(Figure contents as structured data)
▼

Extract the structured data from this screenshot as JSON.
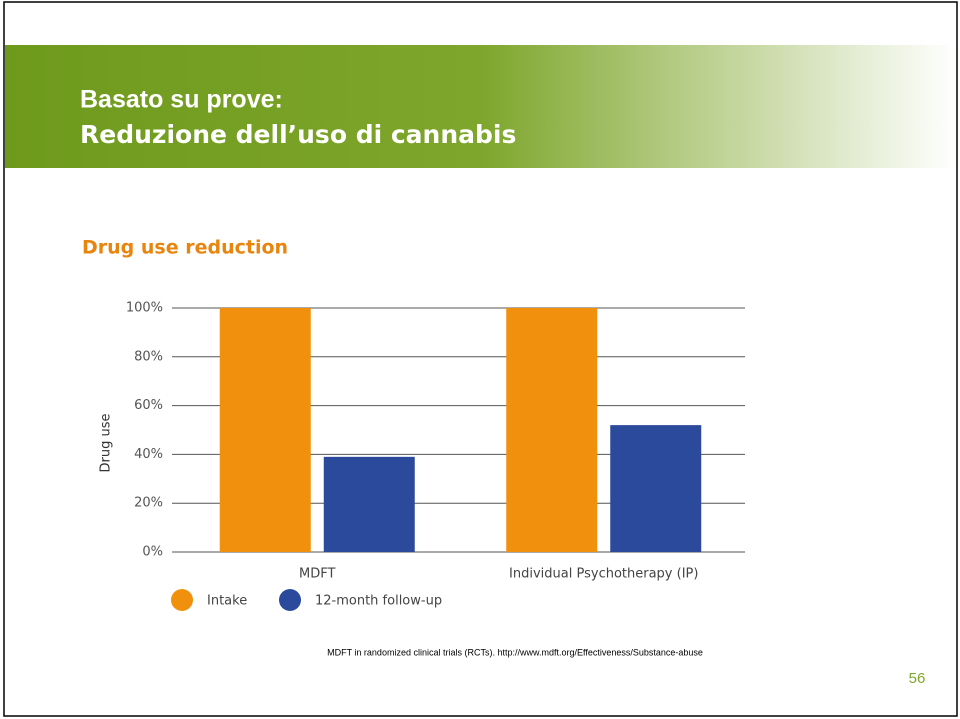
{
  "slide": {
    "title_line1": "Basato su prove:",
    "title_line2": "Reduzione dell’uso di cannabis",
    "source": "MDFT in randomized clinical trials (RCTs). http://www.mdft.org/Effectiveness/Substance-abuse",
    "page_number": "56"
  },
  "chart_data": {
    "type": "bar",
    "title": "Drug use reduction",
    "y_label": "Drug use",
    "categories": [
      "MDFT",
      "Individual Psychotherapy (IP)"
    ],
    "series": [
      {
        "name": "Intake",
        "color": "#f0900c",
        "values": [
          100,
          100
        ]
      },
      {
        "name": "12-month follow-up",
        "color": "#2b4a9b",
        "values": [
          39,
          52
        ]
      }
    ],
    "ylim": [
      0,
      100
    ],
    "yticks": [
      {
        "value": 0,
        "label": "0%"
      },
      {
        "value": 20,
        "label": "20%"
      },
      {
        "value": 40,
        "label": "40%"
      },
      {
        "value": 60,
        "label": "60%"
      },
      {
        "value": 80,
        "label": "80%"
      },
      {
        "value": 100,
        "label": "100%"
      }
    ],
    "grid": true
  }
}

▲

* **Short exercise**
Restate the whole listing above exactly, please, omitting every image.

* **Written solution**
Extract the structured data from this screenshot as JSON.
{
  "slide": {
    "title_line1": "Basato su prove:",
    "title_line2": "Reduzione dell’uso di cannabis",
    "source": "MDFT in randomized clinical trials (RCTs). http://www.mdft.org/Effectiveness/Substance-abuse",
    "page_number": "56"
  },
  "chart_data": {
    "type": "bar",
    "title": "Drug use reduction",
    "y_label": "Drug use",
    "categories": [
      "MDFT",
      "Individual Psychotherapy (IP)"
    ],
    "series": [
      {
        "name": "Intake",
        "color": "#f0900c",
        "values": [
          100,
          100
        ]
      },
      {
        "name": "12-month follow-up",
        "color": "#2b4a9b",
        "values": [
          39,
          52
        ]
      }
    ],
    "ylim": [
      0,
      100
    ],
    "yticks": [
      {
        "value": 0,
        "label": "0%"
      },
      {
        "value": 20,
        "label": "20%"
      },
      {
        "value": 40,
        "label": "40%"
      },
      {
        "value": 60,
        "label": "60%"
      },
      {
        "value": 80,
        "label": "80%"
      },
      {
        "value": 100,
        "label": "100%"
      }
    ],
    "grid": true
  }
}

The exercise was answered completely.